Task statement
Copy out the lines that have "These" in them.

--- Listed records ---

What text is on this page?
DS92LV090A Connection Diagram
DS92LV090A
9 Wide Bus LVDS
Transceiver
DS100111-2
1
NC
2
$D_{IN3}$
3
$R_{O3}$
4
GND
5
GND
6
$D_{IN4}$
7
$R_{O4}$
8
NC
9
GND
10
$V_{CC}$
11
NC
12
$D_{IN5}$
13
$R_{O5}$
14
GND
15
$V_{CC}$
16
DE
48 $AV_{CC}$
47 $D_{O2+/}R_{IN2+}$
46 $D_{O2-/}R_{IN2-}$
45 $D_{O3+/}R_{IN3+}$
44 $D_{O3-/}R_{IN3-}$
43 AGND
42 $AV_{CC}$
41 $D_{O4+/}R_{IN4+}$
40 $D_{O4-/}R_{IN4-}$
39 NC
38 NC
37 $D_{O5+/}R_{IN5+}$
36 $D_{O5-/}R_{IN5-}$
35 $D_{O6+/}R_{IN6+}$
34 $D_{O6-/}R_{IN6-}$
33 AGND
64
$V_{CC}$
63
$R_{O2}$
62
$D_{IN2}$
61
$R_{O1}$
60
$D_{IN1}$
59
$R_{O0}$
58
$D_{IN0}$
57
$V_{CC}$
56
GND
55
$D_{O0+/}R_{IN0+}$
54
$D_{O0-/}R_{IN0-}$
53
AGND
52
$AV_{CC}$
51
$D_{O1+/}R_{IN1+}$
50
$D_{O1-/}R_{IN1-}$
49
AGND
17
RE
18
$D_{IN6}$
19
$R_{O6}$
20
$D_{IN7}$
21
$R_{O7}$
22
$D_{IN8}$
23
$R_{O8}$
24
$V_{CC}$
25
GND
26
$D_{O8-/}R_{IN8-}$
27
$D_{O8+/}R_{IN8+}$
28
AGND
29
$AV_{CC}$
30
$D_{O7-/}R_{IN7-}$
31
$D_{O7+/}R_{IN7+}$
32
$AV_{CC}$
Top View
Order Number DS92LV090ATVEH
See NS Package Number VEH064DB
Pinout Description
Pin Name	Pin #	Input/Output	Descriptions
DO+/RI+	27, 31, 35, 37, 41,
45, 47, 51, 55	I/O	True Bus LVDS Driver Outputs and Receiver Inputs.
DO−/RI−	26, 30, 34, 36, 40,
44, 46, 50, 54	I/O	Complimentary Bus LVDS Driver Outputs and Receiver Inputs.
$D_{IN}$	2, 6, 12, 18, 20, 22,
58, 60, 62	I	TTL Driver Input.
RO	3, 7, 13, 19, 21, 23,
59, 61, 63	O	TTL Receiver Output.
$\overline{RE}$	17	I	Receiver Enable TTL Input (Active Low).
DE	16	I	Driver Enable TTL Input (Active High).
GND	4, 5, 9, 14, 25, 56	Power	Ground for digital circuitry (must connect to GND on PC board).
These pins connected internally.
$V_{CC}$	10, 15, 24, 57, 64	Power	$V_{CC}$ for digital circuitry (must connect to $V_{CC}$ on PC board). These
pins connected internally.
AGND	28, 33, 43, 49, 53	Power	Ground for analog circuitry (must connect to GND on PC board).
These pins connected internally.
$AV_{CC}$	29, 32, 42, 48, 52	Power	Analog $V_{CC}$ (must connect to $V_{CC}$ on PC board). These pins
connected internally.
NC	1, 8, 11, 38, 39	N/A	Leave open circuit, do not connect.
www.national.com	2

---

Response to this task
These pins connected internally.
$V_{CC}$	10, 15, 24, 57, 64	Power	$V_{CC}$ for digital circuitry (must connect to $V_{CC}$ on PC board). These
These pins connected internally.
$AV_{CC}$	29, 32, 42, 48, 52	Power	Analog $V_{CC}$ (must connect to $V_{CC}$ on PC board). These pins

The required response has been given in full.